(Stored data)
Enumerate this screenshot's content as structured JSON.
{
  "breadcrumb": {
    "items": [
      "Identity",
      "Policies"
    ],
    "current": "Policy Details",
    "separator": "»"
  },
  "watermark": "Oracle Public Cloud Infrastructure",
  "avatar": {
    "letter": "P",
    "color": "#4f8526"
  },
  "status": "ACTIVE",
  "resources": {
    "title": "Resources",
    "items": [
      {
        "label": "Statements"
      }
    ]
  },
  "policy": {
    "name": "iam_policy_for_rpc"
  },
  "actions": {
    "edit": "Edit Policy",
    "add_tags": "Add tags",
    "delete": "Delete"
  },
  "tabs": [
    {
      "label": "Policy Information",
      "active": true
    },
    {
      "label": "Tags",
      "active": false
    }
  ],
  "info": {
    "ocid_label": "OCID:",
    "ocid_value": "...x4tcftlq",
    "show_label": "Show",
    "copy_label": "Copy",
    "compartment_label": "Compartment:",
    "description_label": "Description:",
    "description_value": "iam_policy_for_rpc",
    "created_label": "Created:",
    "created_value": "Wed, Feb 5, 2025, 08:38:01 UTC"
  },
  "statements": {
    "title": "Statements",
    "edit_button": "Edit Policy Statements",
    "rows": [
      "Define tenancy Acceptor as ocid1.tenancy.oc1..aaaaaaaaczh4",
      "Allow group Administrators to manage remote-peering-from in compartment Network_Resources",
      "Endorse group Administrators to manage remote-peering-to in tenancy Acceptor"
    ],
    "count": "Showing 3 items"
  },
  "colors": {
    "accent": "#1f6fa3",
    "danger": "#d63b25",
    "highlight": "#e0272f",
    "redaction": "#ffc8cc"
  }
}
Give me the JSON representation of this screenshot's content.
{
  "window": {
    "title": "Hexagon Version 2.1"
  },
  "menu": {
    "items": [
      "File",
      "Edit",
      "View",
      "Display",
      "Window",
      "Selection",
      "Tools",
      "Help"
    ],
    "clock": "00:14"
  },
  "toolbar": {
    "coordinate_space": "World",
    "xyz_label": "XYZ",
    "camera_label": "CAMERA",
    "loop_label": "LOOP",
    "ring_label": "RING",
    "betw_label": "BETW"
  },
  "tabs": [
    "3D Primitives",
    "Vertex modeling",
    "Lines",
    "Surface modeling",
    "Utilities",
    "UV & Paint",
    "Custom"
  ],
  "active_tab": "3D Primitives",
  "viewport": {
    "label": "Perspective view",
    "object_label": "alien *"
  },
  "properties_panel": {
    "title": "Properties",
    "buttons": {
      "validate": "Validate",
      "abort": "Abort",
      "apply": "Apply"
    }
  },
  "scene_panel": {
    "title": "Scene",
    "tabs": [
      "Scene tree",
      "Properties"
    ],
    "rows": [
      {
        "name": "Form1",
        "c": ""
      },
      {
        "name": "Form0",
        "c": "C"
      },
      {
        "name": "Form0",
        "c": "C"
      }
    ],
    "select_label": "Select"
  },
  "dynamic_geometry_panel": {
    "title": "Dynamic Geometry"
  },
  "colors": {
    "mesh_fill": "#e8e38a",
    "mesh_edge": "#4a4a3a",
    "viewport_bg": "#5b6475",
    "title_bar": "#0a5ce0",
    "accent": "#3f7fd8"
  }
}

(WHAT TO WORK ON)
Output all of the material exactly as written.

(SOLUTION BELOW)
Enumerate this screenshot's content as structured JSON.
{
  "breadcrumb": {
    "items": [
      "Identity",
      "Policies"
    ],
    "current": "Policy Details",
    "separator": "»"
  },
  "watermark": "Oracle Public Cloud Infrastructure",
  "avatar": {
    "letter": "P",
    "color": "#4f8526"
  },
  "status": "ACTIVE",
  "resources": {
    "title": "Resources",
    "items": [
      {
        "label": "Statements"
      }
    ]
  },
  "policy": {
    "name": "iam_policy_for_rpc"
  },
  "actions": {
    "edit": "Edit Policy",
    "add_tags": "Add tags",
    "delete": "Delete"
  },
  "tabs": [
    {
      "label": "Policy Information",
      "active": true
    },
    {
      "label": "Tags",
      "active": false
    }
  ],
  "info": {
    "ocid_label": "OCID:",
    "ocid_value": "...x4tcftlq",
    "show_label": "Show",
    "copy_label": "Copy",
    "compartment_label": "Compartment:",
    "description_label": "Description:",
    "description_value": "iam_policy_for_rpc",
    "created_label": "Created:",
    "created_value": "Wed, Feb 5, 2025, 08:38:01 UTC"
  },
  "statements": {
    "title": "Statements",
    "edit_button": "Edit Policy Statements",
    "rows": [
      "Define tenancy Acceptor as ocid1.tenancy.oc1..aaaaaaaaczh4",
      "Allow group Administrators to manage remote-peering-from in compartment Network_Resources",
      "Endorse group Administrators to manage remote-peering-to in tenancy Acceptor"
    ],
    "count": "Showing 3 items"
  },
  "colors": {
    "accent": "#1f6fa3",
    "danger": "#d63b25",
    "highlight": "#e0272f",
    "redaction": "#ffc8cc"
  }
}
Give me the JSON representation of this screenshot's content.
{
  "window": {
    "title": "Hexagon Version 2.1"
  },
  "menu": {
    "items": [
      "File",
      "Edit",
      "View",
      "Display",
      "Window",
      "Selection",
      "Tools",
      "Help"
    ],
    "clock": "00:14"
  },
  "toolbar": {
    "coordinate_space": "World",
    "xyz_label": "XYZ",
    "camera_label": "CAMERA",
    "loop_label": "LOOP",
    "ring_label": "RING",
    "betw_label": "BETW"
  },
  "tabs": [
    "3D Primitives",
    "Vertex modeling",
    "Lines",
    "Surface modeling",
    "Utilities",
    "UV & Paint",
    "Custom"
  ],
  "active_tab": "3D Primitives",
  "viewport": {
    "label": "Perspective view",
    "object_label": "alien *"
  },
  "properties_panel": {
    "title": "Properties",
    "buttons": {
      "validate": "Validate",
      "abort": "Abort",
      "apply": "Apply"
    }
  },
  "scene_panel": {
    "title": "Scene",
    "tabs": [
      "Scene tree",
      "Properties"
    ],
    "rows": [
      {
        "name": "Form1",
        "c": ""
      },
      {
        "name": "Form0",
        "c": "C"
      },
      {
        "name": "Form0",
        "c": "C"
      }
    ],
    "select_label": "Select"
  },
  "dynamic_geometry_panel": {
    "title": "Dynamic Geometry"
  },
  "colors": {
    "mesh_fill": "#e8e38a",
    "mesh_edge": "#4a4a3a",
    "viewport_bg": "#5b6475",
    "title_bar": "#0a5ce0",
    "accent": "#3f7fd8"
  }
}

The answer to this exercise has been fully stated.